| Records for the exercise |
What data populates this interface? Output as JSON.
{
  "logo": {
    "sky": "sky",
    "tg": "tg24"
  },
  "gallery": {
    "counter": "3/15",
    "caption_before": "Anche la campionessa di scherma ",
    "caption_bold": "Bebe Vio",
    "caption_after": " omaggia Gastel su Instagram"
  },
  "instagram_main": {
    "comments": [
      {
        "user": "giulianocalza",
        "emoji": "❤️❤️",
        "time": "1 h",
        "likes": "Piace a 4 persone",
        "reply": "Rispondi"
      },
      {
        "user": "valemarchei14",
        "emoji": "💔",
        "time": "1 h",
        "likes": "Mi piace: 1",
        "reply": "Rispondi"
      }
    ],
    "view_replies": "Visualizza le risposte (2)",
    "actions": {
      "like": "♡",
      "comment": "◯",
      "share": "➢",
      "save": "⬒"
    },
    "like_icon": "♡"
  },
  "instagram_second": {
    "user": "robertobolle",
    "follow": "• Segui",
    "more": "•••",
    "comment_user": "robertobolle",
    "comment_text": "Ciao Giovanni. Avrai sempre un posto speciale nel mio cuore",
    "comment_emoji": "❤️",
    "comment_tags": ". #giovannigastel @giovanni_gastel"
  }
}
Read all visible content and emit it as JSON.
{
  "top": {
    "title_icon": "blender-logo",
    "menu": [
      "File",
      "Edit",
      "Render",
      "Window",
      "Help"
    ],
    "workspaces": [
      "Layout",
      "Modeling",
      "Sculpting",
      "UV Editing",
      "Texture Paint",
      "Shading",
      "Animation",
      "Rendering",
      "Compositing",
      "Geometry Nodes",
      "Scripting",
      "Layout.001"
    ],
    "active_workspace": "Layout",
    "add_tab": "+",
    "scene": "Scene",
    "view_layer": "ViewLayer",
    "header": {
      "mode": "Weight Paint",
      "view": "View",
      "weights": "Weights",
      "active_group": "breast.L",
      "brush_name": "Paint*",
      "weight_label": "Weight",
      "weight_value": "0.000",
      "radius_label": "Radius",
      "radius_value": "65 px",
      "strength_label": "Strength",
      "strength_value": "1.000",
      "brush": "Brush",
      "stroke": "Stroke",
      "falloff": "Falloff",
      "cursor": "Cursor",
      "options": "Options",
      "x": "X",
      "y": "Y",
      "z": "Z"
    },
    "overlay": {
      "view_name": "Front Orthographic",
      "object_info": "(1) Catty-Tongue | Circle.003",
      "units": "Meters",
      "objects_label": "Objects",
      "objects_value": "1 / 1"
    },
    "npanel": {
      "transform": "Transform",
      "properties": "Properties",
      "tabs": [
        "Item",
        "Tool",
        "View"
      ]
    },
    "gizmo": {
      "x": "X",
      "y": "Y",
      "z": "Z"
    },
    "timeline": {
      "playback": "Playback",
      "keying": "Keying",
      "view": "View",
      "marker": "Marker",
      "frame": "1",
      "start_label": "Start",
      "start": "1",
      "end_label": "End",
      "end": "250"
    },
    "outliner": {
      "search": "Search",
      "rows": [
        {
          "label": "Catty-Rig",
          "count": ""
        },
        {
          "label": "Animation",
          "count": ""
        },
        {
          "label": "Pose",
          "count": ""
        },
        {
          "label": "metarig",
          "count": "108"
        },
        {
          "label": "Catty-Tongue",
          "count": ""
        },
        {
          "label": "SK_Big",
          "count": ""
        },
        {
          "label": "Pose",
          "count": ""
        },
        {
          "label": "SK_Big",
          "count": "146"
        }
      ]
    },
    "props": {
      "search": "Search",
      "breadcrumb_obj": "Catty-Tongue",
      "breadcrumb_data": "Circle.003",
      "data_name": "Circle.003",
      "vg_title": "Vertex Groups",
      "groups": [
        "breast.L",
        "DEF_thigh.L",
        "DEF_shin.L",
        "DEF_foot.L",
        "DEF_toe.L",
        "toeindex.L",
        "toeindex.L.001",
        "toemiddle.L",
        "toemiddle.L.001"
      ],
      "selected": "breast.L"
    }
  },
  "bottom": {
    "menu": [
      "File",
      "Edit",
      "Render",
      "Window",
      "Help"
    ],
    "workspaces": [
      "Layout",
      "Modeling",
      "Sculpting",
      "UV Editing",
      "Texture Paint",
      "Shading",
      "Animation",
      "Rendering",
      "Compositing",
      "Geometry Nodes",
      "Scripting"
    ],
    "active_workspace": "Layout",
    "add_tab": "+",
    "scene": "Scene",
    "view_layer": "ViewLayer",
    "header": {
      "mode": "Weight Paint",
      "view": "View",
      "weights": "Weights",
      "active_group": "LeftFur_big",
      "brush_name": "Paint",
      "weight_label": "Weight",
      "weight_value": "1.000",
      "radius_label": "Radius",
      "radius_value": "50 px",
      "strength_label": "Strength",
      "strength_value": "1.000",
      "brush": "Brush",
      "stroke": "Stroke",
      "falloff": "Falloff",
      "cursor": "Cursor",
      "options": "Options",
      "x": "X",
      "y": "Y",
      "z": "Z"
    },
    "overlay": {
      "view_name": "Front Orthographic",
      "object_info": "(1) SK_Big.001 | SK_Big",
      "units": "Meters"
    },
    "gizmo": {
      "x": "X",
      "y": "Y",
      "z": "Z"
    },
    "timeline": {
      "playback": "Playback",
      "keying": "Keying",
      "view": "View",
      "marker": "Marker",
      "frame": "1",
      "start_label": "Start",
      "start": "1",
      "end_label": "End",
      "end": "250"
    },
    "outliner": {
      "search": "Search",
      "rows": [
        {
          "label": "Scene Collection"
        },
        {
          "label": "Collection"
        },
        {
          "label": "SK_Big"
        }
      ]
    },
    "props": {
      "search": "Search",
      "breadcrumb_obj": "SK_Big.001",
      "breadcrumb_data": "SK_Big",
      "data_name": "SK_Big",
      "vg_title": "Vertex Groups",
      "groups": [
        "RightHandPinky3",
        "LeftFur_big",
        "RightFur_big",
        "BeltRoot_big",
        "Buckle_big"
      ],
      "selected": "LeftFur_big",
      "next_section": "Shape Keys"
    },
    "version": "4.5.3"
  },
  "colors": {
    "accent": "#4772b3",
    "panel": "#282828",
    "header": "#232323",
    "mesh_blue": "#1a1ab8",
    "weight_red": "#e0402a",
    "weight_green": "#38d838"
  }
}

| Request |
Retype the whole listing, matching it exactly.

| Solution to this problem |
What data populates this interface? Output as JSON.
{
  "logo": {
    "sky": "sky",
    "tg": "tg24"
  },
  "gallery": {
    "counter": "3/15",
    "caption_before": "Anche la campionessa di scherma ",
    "caption_bold": "Bebe Vio",
    "caption_after": " omaggia Gastel su Instagram"
  },
  "instagram_main": {
    "comments": [
      {
        "user": "giulianocalza",
        "emoji": "❤️❤️",
        "time": "1 h",
        "likes": "Piace a 4 persone",
        "reply": "Rispondi"
      },
      {
        "user": "valemarchei14",
        "emoji": "💔",
        "time": "1 h",
        "likes": "Mi piace: 1",
        "reply": "Rispondi"
      }
    ],
    "view_replies": "Visualizza le risposte (2)",
    "actions": {
      "like": "♡",
      "comment": "◯",
      "share": "➢",
      "save": "⬒"
    },
    "like_icon": "♡"
  },
  "instagram_second": {
    "user": "robertobolle",
    "follow": "• Segui",
    "more": "•••",
    "comment_user": "robertobolle",
    "comment_text": "Ciao Giovanni. Avrai sempre un posto speciale nel mio cuore",
    "comment_emoji": "❤️",
    "comment_tags": ". #giovannigastel @giovanni_gastel"
  }
}
Read all visible content and emit it as JSON.
{
  "top": {
    "title_icon": "blender-logo",
    "menu": [
      "File",
      "Edit",
      "Render",
      "Window",
      "Help"
    ],
    "workspaces": [
      "Layout",
      "Modeling",
      "Sculpting",
      "UV Editing",
      "Texture Paint",
      "Shading",
      "Animation",
      "Rendering",
      "Compositing",
      "Geometry Nodes",
      "Scripting",
      "Layout.001"
    ],
    "active_workspace": "Layout",
    "add_tab": "+",
    "scene": "Scene",
    "view_layer": "ViewLayer",
    "header": {
      "mode": "Weight Paint",
      "view": "View",
      "weights": "Weights",
      "active_group": "breast.L",
      "brush_name": "Paint*",
      "weight_label": "Weight",
      "weight_value": "0.000",
      "radius_label": "Radius",
      "radius_value": "65 px",
      "strength_label": "Strength",
      "strength_value": "1.000",
      "brush": "Brush",
      "stroke": "Stroke",
      "falloff": "Falloff",
      "cursor": "Cursor",
      "options": "Options",
      "x": "X",
      "y": "Y",
      "z": "Z"
    },
    "overlay": {
      "view_name": "Front Orthographic",
      "object_info": "(1) Catty-Tongue | Circle.003",
      "units": "Meters",
      "objects_label": "Objects",
      "objects_value": "1 / 1"
    },
    "npanel": {
      "transform": "Transform",
      "properties": "Properties",
      "tabs": [
        "Item",
        "Tool",
        "View"
      ]
    },
    "gizmo": {
      "x": "X",
      "y": "Y",
      "z": "Z"
    },
    "timeline": {
      "playback": "Playback",
      "keying": "Keying",
      "view": "View",
      "marker": "Marker",
      "frame": "1",
      "start_label": "Start",
      "start": "1",
      "end_label": "End",
      "end": "250"
    },
    "outliner": {
      "search": "Search",
      "rows": [
        {
          "label": "Catty-Rig",
          "count": ""
        },
        {
          "label": "Animation",
          "count": ""
        },
        {
          "label": "Pose",
          "count": ""
        },
        {
          "label": "metarig",
          "count": "108"
        },
        {
          "label": "Catty-Tongue",
          "count": ""
        },
        {
          "label": "SK_Big",
          "count": ""
        },
        {
          "label": "Pose",
          "count": ""
        },
        {
          "label": "SK_Big",
          "count": "146"
        }
      ]
    },
    "props": {
      "search": "Search",
      "breadcrumb_obj": "Catty-Tongue",
      "breadcrumb_data": "Circle.003",
      "data_name": "Circle.003",
      "vg_title": "Vertex Groups",
      "groups": [
        "breast.L",
        "DEF_thigh.L",
        "DEF_shin.L",
        "DEF_foot.L",
        "DEF_toe.L",
        "toeindex.L",
        "toeindex.L.001",
        "toemiddle.L",
        "toemiddle.L.001"
      ],
      "selected": "breast.L"
    }
  },
  "bottom": {
    "menu": [
      "File",
      "Edit",
      "Render",
      "Window",
      "Help"
    ],
    "workspaces": [
      "Layout",
      "Modeling",
      "Sculpting",
      "UV Editing",
      "Texture Paint",
      "Shading",
      "Animation",
      "Rendering",
      "Compositing",
      "Geometry Nodes",
      "Scripting"
    ],
    "active_workspace": "Layout",
    "add_tab": "+",
    "scene": "Scene",
    "view_layer": "ViewLayer",
    "header": {
      "mode": "Weight Paint",
      "view": "View",
      "weights": "Weights",
      "active_group": "LeftFur_big",
      "brush_name": "Paint",
      "weight_label": "Weight",
      "weight_value": "1.000",
      "radius_label": "Radius",
      "radius_value": "50 px",
      "strength_label": "Strength",
      "strength_value": "1.000",
      "brush": "Brush",
      "stroke": "Stroke",
      "falloff": "Falloff",
      "cursor": "Cursor",
      "options": "Options",
      "x": "X",
      "y": "Y",
      "z": "Z"
    },
    "overlay": {
      "view_name": "Front Orthographic",
      "object_info": "(1) SK_Big.001 | SK_Big",
      "units": "Meters"
    },
    "gizmo": {
      "x": "X",
      "y": "Y",
      "z": "Z"
    },
    "timeline": {
      "playback": "Playback",
      "keying": "Keying",
      "view": "View",
      "marker": "Marker",
      "frame": "1",
      "start_label": "Start",
      "start": "1",
      "end_label": "End",
      "end": "250"
    },
    "outliner": {
      "search": "Search",
      "rows": [
        {
          "label": "Scene Collection"
        },
        {
          "label": "Collection"
        },
        {
          "label": "SK_Big"
        }
      ]
    },
    "props": {
      "search": "Search",
      "breadcrumb_obj": "SK_Big.001",
      "breadcrumb_data": "SK_Big",
      "data_name": "SK_Big",
      "vg_title": "Vertex Groups",
      "groups": [
        "RightHandPinky3",
        "LeftFur_big",
        "RightFur_big",
        "BeltRoot_big",
        "Buckle_big"
      ],
      "selected": "LeftFur_big",
      "next_section": "Shape Keys"
    },
    "version": "4.5.3"
  },
  "colors": {
    "accent": "#4772b3",
    "panel": "#282828",
    "header": "#232323",
    "mesh_blue": "#1a1ab8",
    "weight_red": "#e0402a",
    "weight_green": "#38d838"
  }
}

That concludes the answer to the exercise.